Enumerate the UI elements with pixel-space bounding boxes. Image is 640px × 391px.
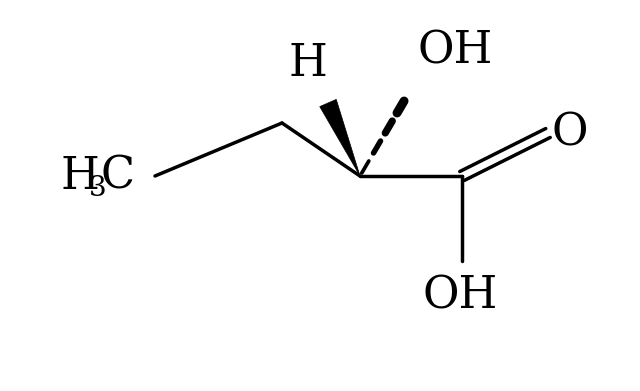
Text: OH: OH <box>417 29 493 73</box>
Text: H: H <box>61 154 99 197</box>
Text: O: O <box>552 111 588 154</box>
Text: 3: 3 <box>89 176 107 203</box>
Text: H: H <box>289 41 328 84</box>
Text: OH: OH <box>422 274 498 317</box>
Text: C: C <box>101 154 135 197</box>
Polygon shape <box>320 99 360 176</box>
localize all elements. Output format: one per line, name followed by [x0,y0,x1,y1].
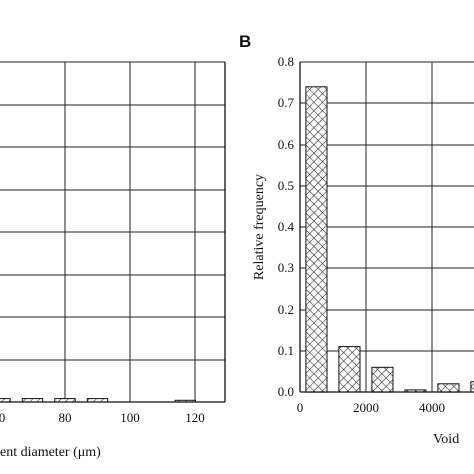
left-x-tick-100: 100 [120,410,140,425]
x-tick-4000: 4000 [419,400,445,415]
panel-label-b: B [239,32,251,51]
y-tick-0.7: 0.7 [278,95,295,110]
right-bar-1 [338,346,361,393]
x-tick-2000: 2000 [353,400,379,415]
y-tick-0.5: 0.5 [278,178,294,193]
right-bar-5 [470,381,474,393]
y-tick-0.3: 0.3 [278,260,294,275]
left-panel: 0 80 100 120 ent diameter (μm) [0,61,226,460]
left-x-axis-label: ent diameter (μm) [0,445,101,460]
right-bar-4 [437,383,460,393]
right-bar-2 [371,366,394,393]
y-tick-0.6: 0.6 [278,137,295,152]
left-x-tick-0: 0 [0,410,5,425]
y-tick-0.8: 0.8 [278,54,294,69]
left-grid [0,61,225,402]
left-bars [0,398,197,403]
right-y-axis-label: Relative frequency [252,174,267,280]
right-panel: B 0.0 0.1 0.2 0.3 0.4 0.5 0.6 0.7 0.8 0 … [239,32,474,447]
right-grid [300,61,474,392]
right-bar-0 [305,86,328,393]
y-tick-0.2: 0.2 [278,302,294,317]
y-tick-0.0: 0.0 [278,384,294,399]
y-tick-0.1: 0.1 [278,343,294,358]
right-bars [305,86,474,393]
left-bar-1 [0,398,11,403]
left-x-tick-80: 80 [59,410,72,425]
x-tick-0: 0 [297,400,304,415]
left-x-tick-120: 120 [185,410,205,425]
right-x-axis-label: Void [433,432,459,447]
y-tick-0.4: 0.4 [278,219,295,234]
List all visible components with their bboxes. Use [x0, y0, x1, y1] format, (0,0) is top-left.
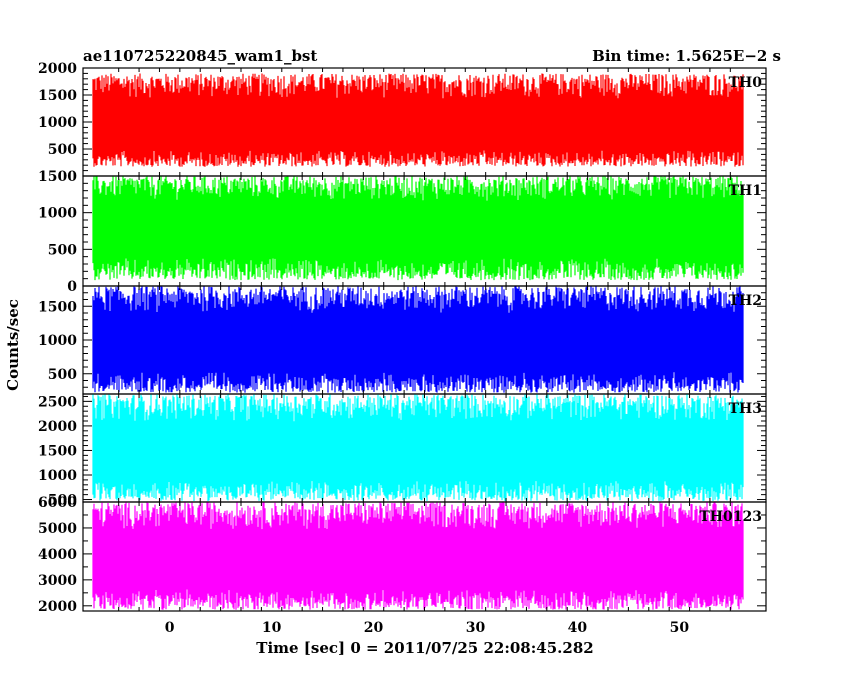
y-tick-label: 500	[48, 367, 77, 383]
series-th2	[92, 286, 744, 393]
x-axis-label: Time [sec] 0 = 2011/07/25 22:08:45.282	[256, 639, 593, 657]
y-tick-label: 500	[48, 142, 77, 158]
y-tick-label: 4000	[38, 547, 77, 563]
y-tick-label: 5000	[38, 521, 77, 537]
y-tick-label: 3000	[38, 573, 77, 589]
x-tick-label: 10	[262, 620, 282, 636]
series-th1	[92, 176, 744, 281]
x-tick-label: 40	[568, 620, 588, 636]
y-tick-label: 1000	[38, 468, 77, 484]
x-tick-label: 0	[165, 620, 175, 636]
y-tick-label: 2000	[38, 61, 77, 77]
y-tick-label: 1500	[38, 88, 77, 104]
y-tick-label: 2000	[38, 419, 77, 435]
series-th3	[92, 394, 744, 501]
series-th0	[92, 73, 744, 167]
y-tick-label: 1000	[38, 115, 77, 131]
y-tick-label: 1000	[38, 333, 77, 349]
x-tick-label: 50	[670, 620, 690, 636]
panel-label-th2: TH2	[729, 293, 762, 309]
y-tick-label: 0	[67, 279, 77, 295]
series-th0123	[92, 502, 744, 610]
y-tick-label: 1000	[38, 206, 77, 222]
panel-label-th0123: TH0123	[699, 509, 762, 525]
y-tick-label: 6000	[38, 495, 77, 511]
y-tick-label: 1500	[38, 299, 77, 315]
panel-label-th1: TH1	[729, 183, 762, 199]
y-axis-label: Counts/sec	[4, 299, 22, 391]
x-tick-label: 20	[364, 620, 384, 636]
panel-label-th3: TH3	[729, 401, 762, 417]
y-tick-label: 1500	[38, 169, 77, 185]
y-tick-label: 2000	[38, 599, 77, 615]
y-tick-label: 2500	[38, 394, 77, 410]
panels: 500100015002000TH0050010001500TH15001000…	[38, 61, 767, 636]
bin-time-label: Bin time: 1.5625E−2 s	[592, 47, 781, 65]
panel-label-th0: TH0	[729, 75, 763, 91]
y-tick-label: 1500	[38, 443, 77, 459]
x-tick-label: 30	[466, 620, 486, 636]
plot-title: ae110725220845_wam1_bst	[83, 47, 317, 65]
y-tick-label: 500	[48, 493, 77, 509]
y-tick-label: 500	[48, 242, 77, 258]
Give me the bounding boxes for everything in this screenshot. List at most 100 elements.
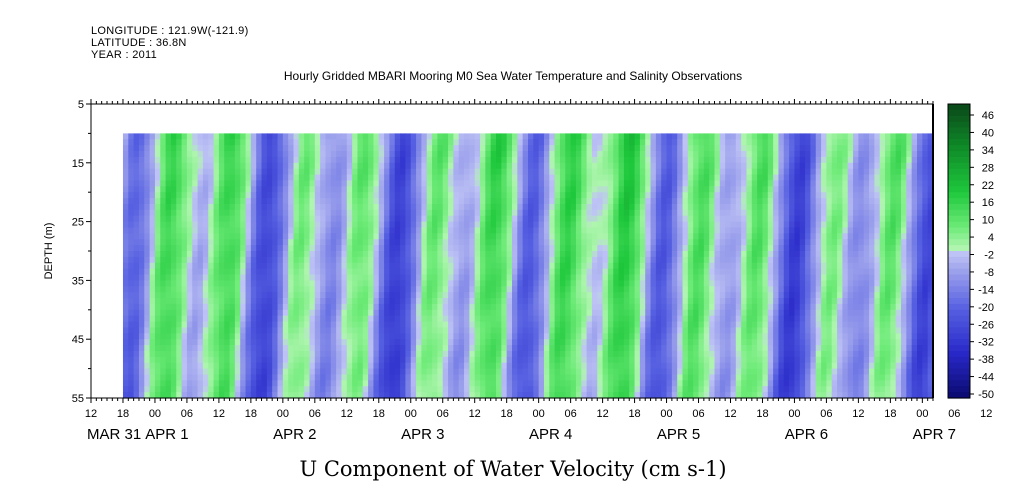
heatmap-cell — [373, 156, 380, 164]
heatmap-cell — [165, 362, 172, 370]
heatmap-cell — [565, 345, 572, 352]
heatmap-cell — [645, 309, 652, 317]
heatmap-cell — [352, 292, 359, 299]
heatmap-cell — [368, 268, 375, 276]
heatmap-cell — [250, 274, 257, 281]
heatmap-cell — [122, 174, 129, 182]
heatmap-cell — [586, 356, 593, 364]
heatmap-cell — [677, 180, 684, 187]
heatmap-cell — [575, 274, 582, 281]
heatmap-cell — [256, 356, 263, 364]
heatmap-cell — [282, 356, 289, 364]
heatmap-cell — [533, 198, 540, 205]
heatmap-cell — [309, 139, 316, 146]
heatmap-cell — [677, 151, 684, 158]
heatmap-cell — [320, 139, 327, 146]
heatmap-cell — [506, 251, 513, 258]
heatmap-cell — [501, 227, 508, 234]
heatmap-cell — [128, 380, 135, 387]
heatmap-cell — [266, 374, 273, 381]
heatmap-cell — [453, 174, 460, 182]
heatmap-cell — [458, 374, 465, 381]
heatmap-cell — [277, 203, 284, 211]
heatmap-cell — [709, 245, 716, 252]
heatmap-cell — [368, 345, 375, 352]
heatmap-cell — [405, 227, 412, 234]
heatmap-cell — [336, 356, 343, 364]
heatmap-cell — [394, 298, 401, 305]
heatmap-cell — [298, 315, 305, 323]
heatmap-cell — [623, 386, 630, 393]
heatmap-cell — [682, 262, 689, 270]
heatmap-cell — [288, 192, 295, 199]
heatmap-cell — [533, 209, 540, 217]
heatmap-cell — [218, 162, 225, 170]
heatmap-cell — [400, 368, 407, 376]
heatmap-cell — [144, 245, 151, 252]
heatmap-cell — [671, 162, 678, 170]
heatmap-cell — [352, 386, 359, 393]
heatmap-cell — [464, 198, 470, 205]
heatmap-cell — [442, 162, 449, 170]
heatmap-cell — [666, 274, 673, 281]
heatmap-cell — [581, 298, 588, 305]
heatmap-cell — [703, 168, 710, 176]
heatmap-cell — [442, 227, 449, 234]
heatmap-cell — [277, 133, 284, 140]
heatmap-cell — [480, 180, 486, 187]
heatmap-cell — [362, 174, 369, 182]
heatmap-cell — [229, 186, 236, 193]
heatmap-cell — [432, 198, 438, 205]
heatmap-cell — [432, 168, 438, 176]
heatmap-cell — [437, 386, 444, 393]
heatmap-cell — [245, 274, 252, 281]
heatmap-cell — [298, 362, 305, 370]
heatmap-cell — [298, 386, 305, 393]
heatmap-cell — [687, 298, 694, 305]
heatmap-cell — [346, 345, 353, 352]
heatmap-cell — [197, 151, 204, 158]
heatmap-cell — [256, 309, 263, 317]
heatmap-cell — [154, 280, 161, 287]
heatmap-cell — [469, 309, 476, 317]
heatmap-cell — [698, 133, 705, 140]
heatmap-cell — [341, 380, 348, 387]
heatmap-cell — [416, 174, 423, 182]
heatmap-cell — [405, 139, 412, 146]
heatmap-cell — [160, 262, 167, 270]
heatmap-cell — [197, 280, 204, 287]
heatmap-cell — [309, 356, 316, 364]
heatmap-cell — [437, 233, 444, 240]
heatmap-cell — [410, 221, 417, 229]
heatmap-cell — [261, 321, 268, 329]
heatmap-cell — [527, 362, 534, 370]
heatmap-cell — [122, 298, 129, 305]
heatmap-cell — [213, 309, 220, 317]
heatmap-cell — [442, 374, 449, 381]
heatmap-cell — [208, 192, 215, 199]
heatmap-cell — [421, 268, 428, 276]
heatmap-cell — [309, 233, 316, 240]
heatmap-cell — [480, 356, 486, 364]
heatmap-cell — [186, 221, 193, 229]
heatmap-cell — [639, 139, 646, 146]
heatmap-cell — [416, 339, 423, 346]
heatmap-cell — [501, 309, 508, 317]
heatmap-cell — [421, 174, 428, 182]
heatmap-cell — [469, 286, 476, 293]
heatmap-cell — [618, 221, 625, 229]
heatmap-cell — [304, 339, 311, 346]
heatmap-cell — [218, 180, 225, 187]
heatmap-cell — [543, 233, 550, 240]
heatmap-cell — [496, 133, 502, 140]
heatmap-cell — [677, 286, 684, 293]
heatmap-cell — [448, 192, 454, 199]
heatmap-cell — [346, 327, 353, 334]
heatmap-cell — [543, 280, 550, 287]
heatmap-cell — [448, 392, 454, 399]
heatmap-cell — [480, 186, 486, 193]
heatmap-cell — [245, 262, 252, 270]
heatmap-cell — [378, 180, 385, 187]
heatmap-cell — [378, 350, 385, 358]
heatmap-cell — [591, 315, 598, 323]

• Stated exercise:
Can you output the part of the records that opens with the line containing "367, 77, 383]" and closes with the line containing "242, 77, 258]", both lines included, as a Markdown table with the columns Index and Entry? Number each line under Index, put the line itself under Entry, and skip any blank lines.

• Response for this exercise:
| Index | Entry |
|---|---|
| 1 | y-tick-label: 500	[48, 367, 77, 383] |
| 2 | series-th2	[92, 286, 744, 393] |
| 3 | x-axis-label: Time [sec] 0 = 2011/07/25 22:08:45.282	[256, 639, 593, 657] |
| 4 | y-tick-label: 500	[48, 142, 77, 158] |
| 5 | y-tick-label: 4000	[38, 547, 77, 563] |
| 6 | y-tick-label: 5000	[38, 521, 77, 537] |
| 7 | y-tick-label: 3000	[38, 573, 77, 589] |
| 8 | x-tick-label: 10	[262, 620, 282, 636] |
| 9 | series-th1	[92, 176, 744, 281] |
| 10 | x-tick-label: 40	[568, 620, 588, 636] |
| 11 | y-tick-label: 1000	[38, 468, 77, 484] |
| 12 | x-tick-label: 0	[165, 620, 175, 636] |
| 13 | y-tick-label: 2000	[38, 61, 77, 77] |
| 14 | y-tick-label: 1500	[38, 88, 77, 104] |
| 15 | y-tick-label: 2000	[38, 419, 77, 435] |
| 16 | series-th3	[92, 394, 744, 501] |
| 17 | series-th0	[92, 73, 744, 167] |
| 18 | y-tick-label: 1000	[38, 115, 77, 131] |
| 19 | y-tick-label: 1000	[38, 333, 77, 349] |
| 20 | x-tick-label: 50	[670, 620, 690, 636] |
| 21 | panel-label-th2: TH2	[729, 293, 762, 309] |
| 22 | y-tick-label: 0	[67, 279, 77, 295] |
| 23 | series-th0123	[92, 502, 744, 610] |
| 24 | y-tick-label: 1000	[38, 206, 77, 222] |
| 25 | panel-label-th0123: TH0123	[699, 509, 762, 525] |
| 26 | y-tick-label: 6000	[38, 495, 77, 511] |
| 27 | y-tick-label: 1500	[38, 299, 77, 315] |
| 28 | panel-label-th1: TH1	[729, 183, 762, 199] |
| 29 | y-axis-label: Counts/sec	[4, 299, 22, 391] |
| 30 | x-tick-label: 20	[364, 620, 384, 636] |
| 31 | panel-label-th3: TH3	[729, 401, 762, 417] |
| 32 | y-tick-label: 1500	[38, 169, 77, 185] |
| 33 | y-tick-label: 2000	[38, 599, 77, 615] |
| 34 | y-tick-label: 2500	[38, 394, 77, 410] |
| 35 | panels: 500100015002000TH0050010001500TH15001000…	[38, 61, 767, 636] |
| 36 | bin-time-label: Bin time: 1.5625E−2 s	[592, 47, 781, 65] |
| 37 | panel-label-th0: TH0	[729, 75, 763, 91] |
| 38 | y-tick-label: 1500	[38, 443, 77, 459] |
| 39 | x-tick-label: 30	[466, 620, 486, 636] |
| 40 | plot-title: ae110725220845_wam1_bst	[83, 47, 317, 65] |
| 41 | y-tick-label: 500	[48, 493, 77, 509] |
| 42 | y-tick-label: 500	[48, 242, 77, 258] |